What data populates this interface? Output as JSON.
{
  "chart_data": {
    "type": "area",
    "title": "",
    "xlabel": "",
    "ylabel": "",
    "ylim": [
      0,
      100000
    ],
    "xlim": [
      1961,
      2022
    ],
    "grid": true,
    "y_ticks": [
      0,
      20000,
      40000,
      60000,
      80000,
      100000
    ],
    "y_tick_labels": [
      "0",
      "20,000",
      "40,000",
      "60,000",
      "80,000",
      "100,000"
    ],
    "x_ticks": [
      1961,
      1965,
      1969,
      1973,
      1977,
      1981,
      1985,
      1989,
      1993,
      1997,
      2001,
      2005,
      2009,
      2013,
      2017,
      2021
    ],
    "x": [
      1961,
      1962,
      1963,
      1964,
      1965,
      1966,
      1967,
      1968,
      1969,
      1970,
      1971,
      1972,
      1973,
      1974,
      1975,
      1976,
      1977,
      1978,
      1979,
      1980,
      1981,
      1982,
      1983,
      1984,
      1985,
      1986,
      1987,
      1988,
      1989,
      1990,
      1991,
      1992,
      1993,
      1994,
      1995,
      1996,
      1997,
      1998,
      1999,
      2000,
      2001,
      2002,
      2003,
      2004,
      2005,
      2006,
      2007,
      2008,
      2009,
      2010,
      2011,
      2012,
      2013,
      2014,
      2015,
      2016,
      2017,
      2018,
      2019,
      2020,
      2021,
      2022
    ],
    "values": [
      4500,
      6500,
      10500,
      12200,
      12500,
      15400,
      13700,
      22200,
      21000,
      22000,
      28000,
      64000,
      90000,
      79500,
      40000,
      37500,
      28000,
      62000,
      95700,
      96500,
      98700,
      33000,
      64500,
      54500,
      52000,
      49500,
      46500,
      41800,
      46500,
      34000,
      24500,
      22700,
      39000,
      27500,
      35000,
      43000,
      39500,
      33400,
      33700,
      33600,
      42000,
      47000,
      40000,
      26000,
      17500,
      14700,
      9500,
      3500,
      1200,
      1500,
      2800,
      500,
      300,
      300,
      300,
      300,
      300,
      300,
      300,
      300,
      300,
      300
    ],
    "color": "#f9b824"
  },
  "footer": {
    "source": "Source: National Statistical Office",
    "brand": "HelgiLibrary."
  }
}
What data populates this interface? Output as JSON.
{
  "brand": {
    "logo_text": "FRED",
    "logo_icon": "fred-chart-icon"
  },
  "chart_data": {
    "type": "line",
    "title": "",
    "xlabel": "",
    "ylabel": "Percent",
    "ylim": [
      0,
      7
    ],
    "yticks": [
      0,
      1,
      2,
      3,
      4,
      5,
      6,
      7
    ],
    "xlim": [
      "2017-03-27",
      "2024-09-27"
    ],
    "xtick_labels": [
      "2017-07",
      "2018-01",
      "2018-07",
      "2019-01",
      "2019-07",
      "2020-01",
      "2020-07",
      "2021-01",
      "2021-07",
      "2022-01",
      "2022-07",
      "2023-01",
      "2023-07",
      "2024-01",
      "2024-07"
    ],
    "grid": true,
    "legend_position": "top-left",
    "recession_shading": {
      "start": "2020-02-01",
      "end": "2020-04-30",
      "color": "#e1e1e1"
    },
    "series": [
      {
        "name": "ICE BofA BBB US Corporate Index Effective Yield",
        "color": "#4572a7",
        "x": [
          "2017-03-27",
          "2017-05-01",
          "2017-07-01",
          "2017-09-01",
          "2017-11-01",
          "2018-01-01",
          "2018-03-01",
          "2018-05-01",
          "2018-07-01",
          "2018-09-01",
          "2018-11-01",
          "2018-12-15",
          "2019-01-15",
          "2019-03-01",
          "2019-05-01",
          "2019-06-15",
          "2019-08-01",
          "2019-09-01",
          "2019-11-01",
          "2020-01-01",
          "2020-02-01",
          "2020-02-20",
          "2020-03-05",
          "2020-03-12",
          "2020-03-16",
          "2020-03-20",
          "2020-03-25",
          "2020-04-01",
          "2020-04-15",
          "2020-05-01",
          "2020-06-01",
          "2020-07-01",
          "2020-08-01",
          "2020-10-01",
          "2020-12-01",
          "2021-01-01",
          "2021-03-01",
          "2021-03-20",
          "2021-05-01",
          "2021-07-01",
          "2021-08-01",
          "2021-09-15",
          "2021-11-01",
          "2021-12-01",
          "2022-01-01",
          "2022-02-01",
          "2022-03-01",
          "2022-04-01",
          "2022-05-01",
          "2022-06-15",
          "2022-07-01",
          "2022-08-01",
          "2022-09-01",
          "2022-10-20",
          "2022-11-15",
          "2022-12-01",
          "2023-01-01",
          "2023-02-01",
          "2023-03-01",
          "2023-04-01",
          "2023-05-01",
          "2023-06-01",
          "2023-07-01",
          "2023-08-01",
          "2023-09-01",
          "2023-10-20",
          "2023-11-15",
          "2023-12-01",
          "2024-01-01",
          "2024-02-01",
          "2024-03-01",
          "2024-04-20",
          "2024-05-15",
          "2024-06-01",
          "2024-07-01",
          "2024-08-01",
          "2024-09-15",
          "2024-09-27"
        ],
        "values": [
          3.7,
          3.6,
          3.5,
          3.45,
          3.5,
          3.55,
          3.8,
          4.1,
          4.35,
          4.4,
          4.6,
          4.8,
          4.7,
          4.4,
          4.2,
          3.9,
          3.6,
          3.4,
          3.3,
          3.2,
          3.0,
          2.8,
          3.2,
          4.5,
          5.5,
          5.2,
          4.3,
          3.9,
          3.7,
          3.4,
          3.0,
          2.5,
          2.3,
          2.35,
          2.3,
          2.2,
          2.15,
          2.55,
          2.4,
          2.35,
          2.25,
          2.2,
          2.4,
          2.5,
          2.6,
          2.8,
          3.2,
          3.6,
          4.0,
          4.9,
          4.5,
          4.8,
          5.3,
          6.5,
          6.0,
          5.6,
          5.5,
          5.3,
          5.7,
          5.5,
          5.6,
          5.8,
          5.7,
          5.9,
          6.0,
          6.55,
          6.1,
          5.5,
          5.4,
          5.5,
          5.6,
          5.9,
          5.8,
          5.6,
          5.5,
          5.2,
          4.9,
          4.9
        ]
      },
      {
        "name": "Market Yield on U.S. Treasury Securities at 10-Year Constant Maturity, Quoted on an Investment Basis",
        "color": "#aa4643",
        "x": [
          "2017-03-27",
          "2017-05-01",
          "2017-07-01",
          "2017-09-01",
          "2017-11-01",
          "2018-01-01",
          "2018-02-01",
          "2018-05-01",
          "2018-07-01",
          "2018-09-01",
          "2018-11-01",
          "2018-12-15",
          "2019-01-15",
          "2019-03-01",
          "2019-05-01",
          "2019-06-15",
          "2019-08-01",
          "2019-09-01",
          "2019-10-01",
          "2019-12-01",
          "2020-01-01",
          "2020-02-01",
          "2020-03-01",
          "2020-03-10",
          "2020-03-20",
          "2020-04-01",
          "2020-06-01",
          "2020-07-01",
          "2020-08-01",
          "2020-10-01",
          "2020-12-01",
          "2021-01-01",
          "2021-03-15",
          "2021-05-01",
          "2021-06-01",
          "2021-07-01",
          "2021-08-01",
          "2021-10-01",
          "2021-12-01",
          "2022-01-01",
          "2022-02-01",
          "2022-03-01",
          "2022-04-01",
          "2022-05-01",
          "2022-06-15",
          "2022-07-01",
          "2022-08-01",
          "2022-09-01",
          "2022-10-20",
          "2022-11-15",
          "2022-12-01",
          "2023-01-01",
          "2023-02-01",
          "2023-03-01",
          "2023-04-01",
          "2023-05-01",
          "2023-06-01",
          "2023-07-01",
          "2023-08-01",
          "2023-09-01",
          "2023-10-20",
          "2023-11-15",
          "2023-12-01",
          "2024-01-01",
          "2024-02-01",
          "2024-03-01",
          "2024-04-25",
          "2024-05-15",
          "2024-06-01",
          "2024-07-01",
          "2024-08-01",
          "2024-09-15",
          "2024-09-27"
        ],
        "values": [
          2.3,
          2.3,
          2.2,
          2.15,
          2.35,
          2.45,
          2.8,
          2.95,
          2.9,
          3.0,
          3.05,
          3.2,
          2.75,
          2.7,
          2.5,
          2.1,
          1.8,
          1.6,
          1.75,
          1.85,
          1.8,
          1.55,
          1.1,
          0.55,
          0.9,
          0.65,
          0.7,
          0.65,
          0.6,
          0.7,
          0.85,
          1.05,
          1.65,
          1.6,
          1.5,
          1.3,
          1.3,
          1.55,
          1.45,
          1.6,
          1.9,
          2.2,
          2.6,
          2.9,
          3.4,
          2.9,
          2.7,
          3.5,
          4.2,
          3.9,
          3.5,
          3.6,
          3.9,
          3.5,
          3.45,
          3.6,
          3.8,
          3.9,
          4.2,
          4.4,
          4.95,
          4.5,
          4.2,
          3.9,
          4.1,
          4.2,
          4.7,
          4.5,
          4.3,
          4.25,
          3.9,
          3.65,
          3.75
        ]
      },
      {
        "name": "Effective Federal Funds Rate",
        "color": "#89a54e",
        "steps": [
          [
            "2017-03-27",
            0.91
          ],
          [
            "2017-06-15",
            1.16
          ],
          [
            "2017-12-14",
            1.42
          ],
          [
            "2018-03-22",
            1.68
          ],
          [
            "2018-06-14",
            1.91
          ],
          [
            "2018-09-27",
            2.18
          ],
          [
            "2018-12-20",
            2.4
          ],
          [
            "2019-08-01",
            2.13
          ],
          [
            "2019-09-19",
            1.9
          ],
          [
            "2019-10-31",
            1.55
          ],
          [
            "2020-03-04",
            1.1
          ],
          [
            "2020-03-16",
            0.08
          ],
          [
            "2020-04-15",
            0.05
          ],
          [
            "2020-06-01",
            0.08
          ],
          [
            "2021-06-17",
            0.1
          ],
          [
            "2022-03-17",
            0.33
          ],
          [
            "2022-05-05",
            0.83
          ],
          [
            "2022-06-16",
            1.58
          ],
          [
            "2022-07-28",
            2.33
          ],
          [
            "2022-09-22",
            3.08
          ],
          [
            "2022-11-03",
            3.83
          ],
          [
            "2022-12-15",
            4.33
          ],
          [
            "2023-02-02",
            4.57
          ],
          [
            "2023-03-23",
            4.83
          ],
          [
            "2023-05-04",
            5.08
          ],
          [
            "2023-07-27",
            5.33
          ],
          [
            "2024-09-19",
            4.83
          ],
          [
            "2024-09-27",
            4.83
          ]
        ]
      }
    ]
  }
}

***

- Objective
Tally the lines holding the string "Effective" and give only the count.

- Exercise solution
2